Document page data:
○ ○ ○ ○ ○

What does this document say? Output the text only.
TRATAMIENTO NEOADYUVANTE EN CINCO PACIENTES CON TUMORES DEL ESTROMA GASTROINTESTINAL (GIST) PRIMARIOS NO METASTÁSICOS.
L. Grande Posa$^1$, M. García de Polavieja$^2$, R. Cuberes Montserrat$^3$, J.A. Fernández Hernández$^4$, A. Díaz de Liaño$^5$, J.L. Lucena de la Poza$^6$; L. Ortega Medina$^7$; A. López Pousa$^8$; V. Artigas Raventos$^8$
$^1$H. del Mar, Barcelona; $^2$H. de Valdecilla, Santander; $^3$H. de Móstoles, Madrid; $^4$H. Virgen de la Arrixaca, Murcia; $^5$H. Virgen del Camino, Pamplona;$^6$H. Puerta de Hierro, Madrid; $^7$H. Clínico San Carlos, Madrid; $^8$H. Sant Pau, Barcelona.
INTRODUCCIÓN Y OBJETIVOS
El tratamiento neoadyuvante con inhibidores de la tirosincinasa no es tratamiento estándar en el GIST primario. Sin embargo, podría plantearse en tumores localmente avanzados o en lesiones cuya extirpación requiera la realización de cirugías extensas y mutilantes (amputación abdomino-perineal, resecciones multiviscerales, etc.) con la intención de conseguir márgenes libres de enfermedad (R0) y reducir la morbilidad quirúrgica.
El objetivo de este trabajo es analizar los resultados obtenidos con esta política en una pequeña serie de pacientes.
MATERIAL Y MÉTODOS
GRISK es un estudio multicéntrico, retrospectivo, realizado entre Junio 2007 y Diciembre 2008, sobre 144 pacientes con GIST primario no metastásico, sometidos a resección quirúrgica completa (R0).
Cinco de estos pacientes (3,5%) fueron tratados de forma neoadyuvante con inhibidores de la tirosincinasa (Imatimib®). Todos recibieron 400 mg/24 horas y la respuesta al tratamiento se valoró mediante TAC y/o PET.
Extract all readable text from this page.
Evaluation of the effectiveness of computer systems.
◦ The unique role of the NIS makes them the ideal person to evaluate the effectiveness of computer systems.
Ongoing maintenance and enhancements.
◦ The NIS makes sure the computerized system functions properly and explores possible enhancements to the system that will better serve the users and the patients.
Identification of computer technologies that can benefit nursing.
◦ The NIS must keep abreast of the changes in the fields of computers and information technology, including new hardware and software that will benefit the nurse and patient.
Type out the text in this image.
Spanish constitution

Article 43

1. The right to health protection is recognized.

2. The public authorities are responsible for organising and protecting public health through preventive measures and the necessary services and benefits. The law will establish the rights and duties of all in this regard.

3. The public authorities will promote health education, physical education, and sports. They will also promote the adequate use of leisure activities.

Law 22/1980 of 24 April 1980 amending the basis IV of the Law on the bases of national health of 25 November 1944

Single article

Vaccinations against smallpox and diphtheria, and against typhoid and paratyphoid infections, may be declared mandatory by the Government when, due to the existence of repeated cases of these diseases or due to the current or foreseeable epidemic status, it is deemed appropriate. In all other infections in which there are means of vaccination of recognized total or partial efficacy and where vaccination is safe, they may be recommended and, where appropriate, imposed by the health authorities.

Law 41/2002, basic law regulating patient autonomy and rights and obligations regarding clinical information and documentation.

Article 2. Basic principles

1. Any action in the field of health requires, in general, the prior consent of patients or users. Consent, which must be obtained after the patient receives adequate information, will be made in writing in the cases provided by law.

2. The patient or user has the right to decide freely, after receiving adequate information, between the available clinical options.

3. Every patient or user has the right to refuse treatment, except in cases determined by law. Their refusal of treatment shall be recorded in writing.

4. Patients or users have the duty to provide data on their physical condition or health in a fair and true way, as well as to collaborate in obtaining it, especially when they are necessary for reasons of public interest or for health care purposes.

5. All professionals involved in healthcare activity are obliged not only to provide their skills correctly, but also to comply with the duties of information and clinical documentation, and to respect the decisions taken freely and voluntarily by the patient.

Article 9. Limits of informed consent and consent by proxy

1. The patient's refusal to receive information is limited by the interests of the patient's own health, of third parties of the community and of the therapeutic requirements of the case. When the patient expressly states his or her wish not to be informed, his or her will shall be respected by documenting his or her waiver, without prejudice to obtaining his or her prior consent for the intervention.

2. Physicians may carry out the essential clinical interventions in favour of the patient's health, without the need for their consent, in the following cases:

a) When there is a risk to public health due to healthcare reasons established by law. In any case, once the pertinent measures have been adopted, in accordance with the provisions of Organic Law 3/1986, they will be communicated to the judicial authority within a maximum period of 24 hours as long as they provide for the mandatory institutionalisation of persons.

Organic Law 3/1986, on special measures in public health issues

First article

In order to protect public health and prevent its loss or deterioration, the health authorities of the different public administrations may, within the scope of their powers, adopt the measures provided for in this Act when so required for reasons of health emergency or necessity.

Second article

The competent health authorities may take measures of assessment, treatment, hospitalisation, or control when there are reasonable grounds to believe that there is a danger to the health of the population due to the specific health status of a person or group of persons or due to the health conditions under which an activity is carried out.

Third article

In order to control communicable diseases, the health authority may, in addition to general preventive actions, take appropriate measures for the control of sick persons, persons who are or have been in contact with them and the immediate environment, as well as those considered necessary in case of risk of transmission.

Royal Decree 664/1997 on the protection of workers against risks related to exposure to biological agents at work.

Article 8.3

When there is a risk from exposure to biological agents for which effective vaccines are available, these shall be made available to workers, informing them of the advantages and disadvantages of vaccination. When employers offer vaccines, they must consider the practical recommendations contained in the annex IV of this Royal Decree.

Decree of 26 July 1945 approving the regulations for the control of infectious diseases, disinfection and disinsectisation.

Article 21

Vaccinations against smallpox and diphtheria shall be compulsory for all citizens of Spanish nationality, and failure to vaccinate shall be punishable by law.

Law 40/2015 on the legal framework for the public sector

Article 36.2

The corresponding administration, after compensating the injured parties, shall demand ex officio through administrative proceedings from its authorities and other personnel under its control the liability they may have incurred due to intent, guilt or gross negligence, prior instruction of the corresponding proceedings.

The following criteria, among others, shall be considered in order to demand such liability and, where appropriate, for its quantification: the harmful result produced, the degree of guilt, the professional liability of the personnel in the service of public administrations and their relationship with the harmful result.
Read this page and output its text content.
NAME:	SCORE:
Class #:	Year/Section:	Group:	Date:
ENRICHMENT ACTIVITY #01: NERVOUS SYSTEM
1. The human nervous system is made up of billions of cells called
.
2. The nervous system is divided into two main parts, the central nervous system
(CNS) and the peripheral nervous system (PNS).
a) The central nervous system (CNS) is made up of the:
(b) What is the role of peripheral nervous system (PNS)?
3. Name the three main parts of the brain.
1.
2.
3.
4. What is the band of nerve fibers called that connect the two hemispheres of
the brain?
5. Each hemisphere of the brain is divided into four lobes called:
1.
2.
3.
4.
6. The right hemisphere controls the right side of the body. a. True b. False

○ ○ ○ ○ ○

◆ Task objective
Could you print all of the entries again exactly as they stand?

◆ Written response
What does this document say? Output the text only.
TRATAMIENTO NEOADYUVANTE EN CINCO PACIENTES CON TUMORES DEL ESTROMA GASTROINTESTINAL (GIST) PRIMARIOS NO METASTÁSICOS.
L. Grande Posa$^1$, M. García de Polavieja$^2$, R. Cuberes Montserrat$^3$, J.A. Fernández Hernández$^4$, A. Díaz de Liaño$^5$, J.L. Lucena de la Poza$^6$; L. Ortega Medina$^7$; A. López Pousa$^8$; V. Artigas Raventos$^8$
$^1$H. del Mar, Barcelona; $^2$H. de Valdecilla, Santander; $^3$H. de Móstoles, Madrid; $^4$H. Virgen de la Arrixaca, Murcia; $^5$H. Virgen del Camino, Pamplona;$^6$H. Puerta de Hierro, Madrid; $^7$H. Clínico San Carlos, Madrid; $^8$H. Sant Pau, Barcelona.
INTRODUCCIÓN Y OBJETIVOS
El tratamiento neoadyuvante con inhibidores de la tirosincinasa no es tratamiento estándar en el GIST primario. Sin embargo, podría plantearse en tumores localmente avanzados o en lesiones cuya extirpación requiera la realización de cirugías extensas y mutilantes (amputación abdomino-perineal, resecciones multiviscerales, etc.) con la intención de conseguir márgenes libres de enfermedad (R0) y reducir la morbilidad quirúrgica.
El objetivo de este trabajo es analizar los resultados obtenidos con esta política en una pequeña serie de pacientes.
MATERIAL Y MÉTODOS
GRISK es un estudio multicéntrico, retrospectivo, realizado entre Junio 2007 y Diciembre 2008, sobre 144 pacientes con GIST primario no metastásico, sometidos a resección quirúrgica completa (R0).
Cinco de estos pacientes (3,5%) fueron tratados de forma neoadyuvante con inhibidores de la tirosincinasa (Imatimib®). Todos recibieron 400 mg/24 horas y la respuesta al tratamiento se valoró mediante TAC y/o PET.
Extract all readable text from this page.
Evaluation of the effectiveness of computer systems.
◦ The unique role of the NIS makes them the ideal person to evaluate the effectiveness of computer systems.
Ongoing maintenance and enhancements.
◦ The NIS makes sure the computerized system functions properly and explores possible enhancements to the system that will better serve the users and the patients.
Identification of computer technologies that can benefit nursing.
◦ The NIS must keep abreast of the changes in the fields of computers and information technology, including new hardware and software that will benefit the nurse and patient.
Type out the text in this image.
Spanish constitution

Article 43

1. The right to health protection is recognized.

2. The public authorities are responsible for organising and protecting public health through preventive measures and the necessary services and benefits. The law will establish the rights and duties of all in this regard.

3. The public authorities will promote health education, physical education, and sports. They will also promote the adequate use of leisure activities.

Law 22/1980 of 24 April 1980 amending the basis IV of the Law on the bases of national health of 25 November 1944

Single article

Vaccinations against smallpox and diphtheria, and against typhoid and paratyphoid infections, may be declared mandatory by the Government when, due to the existence of repeated cases of these diseases or due to the current or foreseeable epidemic status, it is deemed appropriate. In all other infections in which there are means of vaccination of recognized total or partial efficacy and where vaccination is safe, they may be recommended and, where appropriate, imposed by the health authorities.

Law 41/2002, basic law regulating patient autonomy and rights and obligations regarding clinical information and documentation.

Article 2. Basic principles

1. Any action in the field of health requires, in general, the prior consent of patients or users. Consent, which must be obtained after the patient receives adequate information, will be made in writing in the cases provided by law.

2. The patient or user has the right to decide freely, after receiving adequate information, between the available clinical options.

3. Every patient or user has the right to refuse treatment, except in cases determined by law. Their refusal of treatment shall be recorded in writing.

4. Patients or users have the duty to provide data on their physical condition or health in a fair and true way, as well as to collaborate in obtaining it, especially when they are necessary for reasons of public interest or for health care purposes.

5. All professionals involved in healthcare activity are obliged not only to provide their skills correctly, but also to comply with the duties of information and clinical documentation, and to respect the decisions taken freely and voluntarily by the patient.

Article 9. Limits of informed consent and consent by proxy

1. The patient's refusal to receive information is limited by the interests of the patient's own health, of third parties of the community and of the therapeutic requirements of the case. When the patient expressly states his or her wish not to be informed, his or her will shall be respected by documenting his or her waiver, without prejudice to obtaining his or her prior consent for the intervention.

2. Physicians may carry out the essential clinical interventions in favour of the patient's health, without the need for their consent, in the following cases:

a) When there is a risk to public health due to healthcare reasons established by law. In any case, once the pertinent measures have been adopted, in accordance with the provisions of Organic Law 3/1986, they will be communicated to the judicial authority within a maximum period of 24 hours as long as they provide for the mandatory institutionalisation of persons.

Organic Law 3/1986, on special measures in public health issues

First article

In order to protect public health and prevent its loss or deterioration, the health authorities of the different public administrations may, within the scope of their powers, adopt the measures provided for in this Act when so required for reasons of health emergency or necessity.

Second article

The competent health authorities may take measures of assessment, treatment, hospitalisation, or control when there are reasonable grounds to believe that there is a danger to the health of the population due to the specific health status of a person or group of persons or due to the health conditions under which an activity is carried out.

Third article

In order to control communicable diseases, the health authority may, in addition to general preventive actions, take appropriate measures for the control of sick persons, persons who are or have been in contact with them and the immediate environment, as well as those considered necessary in case of risk of transmission.

Royal Decree 664/1997 on the protection of workers against risks related to exposure to biological agents at work.

Article 8.3

When there is a risk from exposure to biological agents for which effective vaccines are available, these shall be made available to workers, informing them of the advantages and disadvantages of vaccination. When employers offer vaccines, they must consider the practical recommendations contained in the annex IV of this Royal Decree.

Decree of 26 July 1945 approving the regulations for the control of infectious diseases, disinfection and disinsectisation.

Article 21

Vaccinations against smallpox and diphtheria shall be compulsory for all citizens of Spanish nationality, and failure to vaccinate shall be punishable by law.

Law 40/2015 on the legal framework for the public sector

Article 36.2

The corresponding administration, after compensating the injured parties, shall demand ex officio through administrative proceedings from its authorities and other personnel under its control the liability they may have incurred due to intent, guilt or gross negligence, prior instruction of the corresponding proceedings.

The following criteria, among others, shall be considered in order to demand such liability and, where appropriate, for its quantification: the harmful result produced, the degree of guilt, the professional liability of the personnel in the service of public administrations and their relationship with the harmful result.
Read this page and output its text content.
NAME:	SCORE:
Class #:	Year/Section:	Group:	Date:
ENRICHMENT ACTIVITY #01: NERVOUS SYSTEM
1. The human nervous system is made up of billions of cells called
.
2. The nervous system is divided into two main parts, the central nervous system
(CNS) and the peripheral nervous system (PNS).
a) The central nervous system (CNS) is made up of the:
(b) What is the role of peripheral nervous system (PNS)?
3. Name the three main parts of the brain.
1.
2.
3.
4. What is the band of nerve fibers called that connect the two hemispheres of
the brain?
5. Each hemisphere of the brain is divided into four lobes called:
1.
2.
3.
4.
6. The right hemisphere controls the right side of the body. a. True b. False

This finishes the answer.